[BEGIN]

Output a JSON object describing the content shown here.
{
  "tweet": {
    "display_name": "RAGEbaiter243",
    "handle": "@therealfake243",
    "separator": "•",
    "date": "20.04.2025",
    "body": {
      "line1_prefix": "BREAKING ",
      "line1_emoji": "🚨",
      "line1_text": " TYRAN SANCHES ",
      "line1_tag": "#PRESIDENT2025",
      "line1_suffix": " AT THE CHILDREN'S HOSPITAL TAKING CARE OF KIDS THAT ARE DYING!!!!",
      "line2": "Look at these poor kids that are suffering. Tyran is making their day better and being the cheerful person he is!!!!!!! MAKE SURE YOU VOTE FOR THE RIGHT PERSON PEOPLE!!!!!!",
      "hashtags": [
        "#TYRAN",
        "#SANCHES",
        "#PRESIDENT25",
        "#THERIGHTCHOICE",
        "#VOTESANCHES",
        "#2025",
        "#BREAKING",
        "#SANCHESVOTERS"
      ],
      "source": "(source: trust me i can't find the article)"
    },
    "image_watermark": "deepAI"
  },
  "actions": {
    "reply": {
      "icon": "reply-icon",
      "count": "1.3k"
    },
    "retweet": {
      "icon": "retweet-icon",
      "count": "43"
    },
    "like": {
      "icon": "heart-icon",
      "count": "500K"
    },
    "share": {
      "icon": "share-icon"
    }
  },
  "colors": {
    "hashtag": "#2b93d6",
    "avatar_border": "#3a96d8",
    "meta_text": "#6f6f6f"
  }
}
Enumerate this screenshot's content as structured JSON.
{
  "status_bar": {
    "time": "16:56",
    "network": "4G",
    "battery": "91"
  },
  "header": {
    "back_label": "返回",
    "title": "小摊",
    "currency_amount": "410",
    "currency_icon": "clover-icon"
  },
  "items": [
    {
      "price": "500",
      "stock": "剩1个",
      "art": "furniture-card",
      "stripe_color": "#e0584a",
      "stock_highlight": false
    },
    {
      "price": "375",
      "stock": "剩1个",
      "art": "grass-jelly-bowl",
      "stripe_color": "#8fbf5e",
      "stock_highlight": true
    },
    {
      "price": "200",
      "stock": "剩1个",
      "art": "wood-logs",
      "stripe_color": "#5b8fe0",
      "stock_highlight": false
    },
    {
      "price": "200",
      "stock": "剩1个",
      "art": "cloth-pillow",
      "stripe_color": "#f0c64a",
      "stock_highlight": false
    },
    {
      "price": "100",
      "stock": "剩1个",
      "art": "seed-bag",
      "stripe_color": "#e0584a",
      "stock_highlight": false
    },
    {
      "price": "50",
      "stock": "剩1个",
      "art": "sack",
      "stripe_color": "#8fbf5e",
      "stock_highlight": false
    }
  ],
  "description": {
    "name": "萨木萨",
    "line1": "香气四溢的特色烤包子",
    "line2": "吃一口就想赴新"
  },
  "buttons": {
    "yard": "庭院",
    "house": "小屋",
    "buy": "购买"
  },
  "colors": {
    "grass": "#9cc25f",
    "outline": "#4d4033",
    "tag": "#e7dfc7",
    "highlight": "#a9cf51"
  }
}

[END]

* **What is required**:
Identify each line in the records above containing the word "price"; copy those lines.

* **Exercise solution**:
      "price": "500",
      "price": "375",
      "price": "200",
      "price": "200",
      "price": "100",
      "price": "50",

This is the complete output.